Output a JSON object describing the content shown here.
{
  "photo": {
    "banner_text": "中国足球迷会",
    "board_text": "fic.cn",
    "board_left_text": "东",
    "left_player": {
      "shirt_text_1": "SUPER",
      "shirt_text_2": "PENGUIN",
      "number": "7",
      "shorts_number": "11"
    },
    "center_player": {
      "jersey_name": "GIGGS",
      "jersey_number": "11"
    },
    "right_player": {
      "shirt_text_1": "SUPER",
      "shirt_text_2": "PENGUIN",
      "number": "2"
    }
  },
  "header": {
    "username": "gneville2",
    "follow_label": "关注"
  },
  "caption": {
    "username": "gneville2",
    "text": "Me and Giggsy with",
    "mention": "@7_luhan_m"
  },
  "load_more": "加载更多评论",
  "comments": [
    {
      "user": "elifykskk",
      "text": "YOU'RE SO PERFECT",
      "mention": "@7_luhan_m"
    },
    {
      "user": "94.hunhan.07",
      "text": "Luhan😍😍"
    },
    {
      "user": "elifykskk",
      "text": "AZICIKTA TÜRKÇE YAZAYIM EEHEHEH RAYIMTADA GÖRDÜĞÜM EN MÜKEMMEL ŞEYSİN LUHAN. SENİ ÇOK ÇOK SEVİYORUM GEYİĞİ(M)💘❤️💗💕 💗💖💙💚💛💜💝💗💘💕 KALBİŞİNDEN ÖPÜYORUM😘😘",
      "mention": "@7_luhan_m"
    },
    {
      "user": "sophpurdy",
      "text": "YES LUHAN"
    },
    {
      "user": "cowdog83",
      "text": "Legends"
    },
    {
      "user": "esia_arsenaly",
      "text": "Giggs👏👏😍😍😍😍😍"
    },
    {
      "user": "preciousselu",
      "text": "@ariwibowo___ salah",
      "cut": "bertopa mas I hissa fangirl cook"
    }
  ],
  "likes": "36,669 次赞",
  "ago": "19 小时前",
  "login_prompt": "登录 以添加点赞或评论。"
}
- - -
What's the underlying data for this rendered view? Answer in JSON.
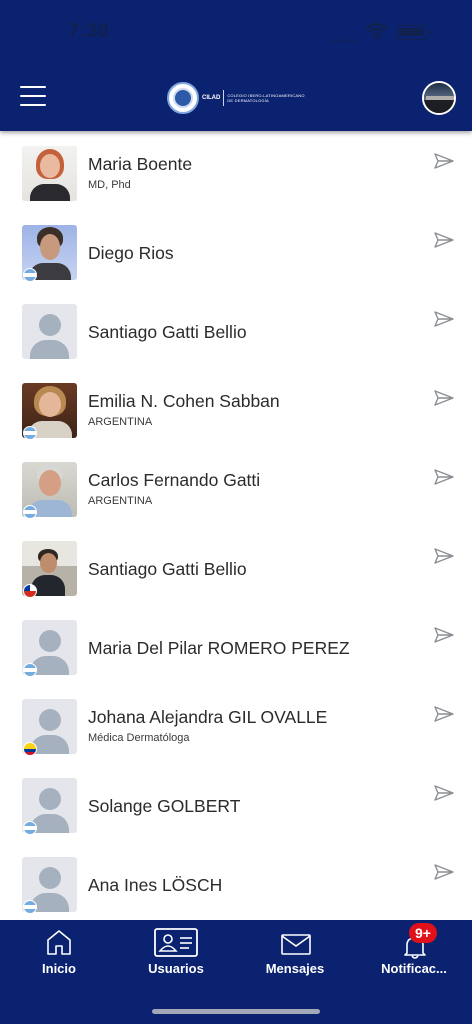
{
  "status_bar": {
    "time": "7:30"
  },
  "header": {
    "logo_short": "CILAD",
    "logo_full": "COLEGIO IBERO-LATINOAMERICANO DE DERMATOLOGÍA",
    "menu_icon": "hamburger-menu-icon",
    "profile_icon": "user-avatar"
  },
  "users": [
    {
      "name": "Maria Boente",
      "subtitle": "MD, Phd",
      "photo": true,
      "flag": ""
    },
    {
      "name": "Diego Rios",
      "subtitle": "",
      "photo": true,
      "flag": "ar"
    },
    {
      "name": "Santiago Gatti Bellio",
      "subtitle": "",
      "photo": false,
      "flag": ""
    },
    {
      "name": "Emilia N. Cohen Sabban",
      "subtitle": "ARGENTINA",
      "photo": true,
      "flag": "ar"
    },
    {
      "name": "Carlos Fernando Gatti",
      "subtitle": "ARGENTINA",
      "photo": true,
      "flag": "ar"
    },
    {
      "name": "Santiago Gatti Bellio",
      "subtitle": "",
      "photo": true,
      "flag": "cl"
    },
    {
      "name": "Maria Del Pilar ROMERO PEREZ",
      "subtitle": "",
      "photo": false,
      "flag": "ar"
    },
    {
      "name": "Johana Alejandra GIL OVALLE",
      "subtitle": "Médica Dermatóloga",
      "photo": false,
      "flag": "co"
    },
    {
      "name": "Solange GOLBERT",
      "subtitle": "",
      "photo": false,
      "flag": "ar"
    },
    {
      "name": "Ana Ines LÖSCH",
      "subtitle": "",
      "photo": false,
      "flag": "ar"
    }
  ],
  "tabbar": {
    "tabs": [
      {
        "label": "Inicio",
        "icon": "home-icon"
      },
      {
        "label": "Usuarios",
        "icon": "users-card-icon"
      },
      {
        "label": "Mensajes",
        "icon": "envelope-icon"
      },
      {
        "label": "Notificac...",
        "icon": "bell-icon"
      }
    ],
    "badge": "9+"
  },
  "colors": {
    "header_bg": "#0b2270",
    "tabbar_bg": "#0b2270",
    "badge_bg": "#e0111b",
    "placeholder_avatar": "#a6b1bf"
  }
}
- - -
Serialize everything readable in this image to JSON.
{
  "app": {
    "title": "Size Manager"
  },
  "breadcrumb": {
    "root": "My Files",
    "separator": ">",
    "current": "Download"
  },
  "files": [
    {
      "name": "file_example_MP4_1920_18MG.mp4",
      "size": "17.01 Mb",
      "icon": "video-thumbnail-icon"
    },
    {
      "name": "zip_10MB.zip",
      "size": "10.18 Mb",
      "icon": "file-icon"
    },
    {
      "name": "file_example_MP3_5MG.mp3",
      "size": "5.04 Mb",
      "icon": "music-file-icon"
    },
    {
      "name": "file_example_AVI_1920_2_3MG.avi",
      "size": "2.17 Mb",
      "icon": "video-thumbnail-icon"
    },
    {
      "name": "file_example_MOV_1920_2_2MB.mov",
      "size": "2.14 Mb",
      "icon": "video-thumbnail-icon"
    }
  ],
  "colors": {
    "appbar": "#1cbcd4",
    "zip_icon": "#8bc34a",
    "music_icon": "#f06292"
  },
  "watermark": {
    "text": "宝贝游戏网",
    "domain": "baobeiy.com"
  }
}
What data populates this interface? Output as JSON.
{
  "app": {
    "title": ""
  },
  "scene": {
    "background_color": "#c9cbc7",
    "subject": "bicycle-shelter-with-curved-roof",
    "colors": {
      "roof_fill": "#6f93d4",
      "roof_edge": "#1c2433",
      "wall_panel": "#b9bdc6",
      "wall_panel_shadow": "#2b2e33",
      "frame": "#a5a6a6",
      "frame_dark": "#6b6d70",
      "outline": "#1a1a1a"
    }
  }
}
- - -
**Aim of the exercise**.
Give nothing but the number of lines containing the string "JSON".

**Output below**.
4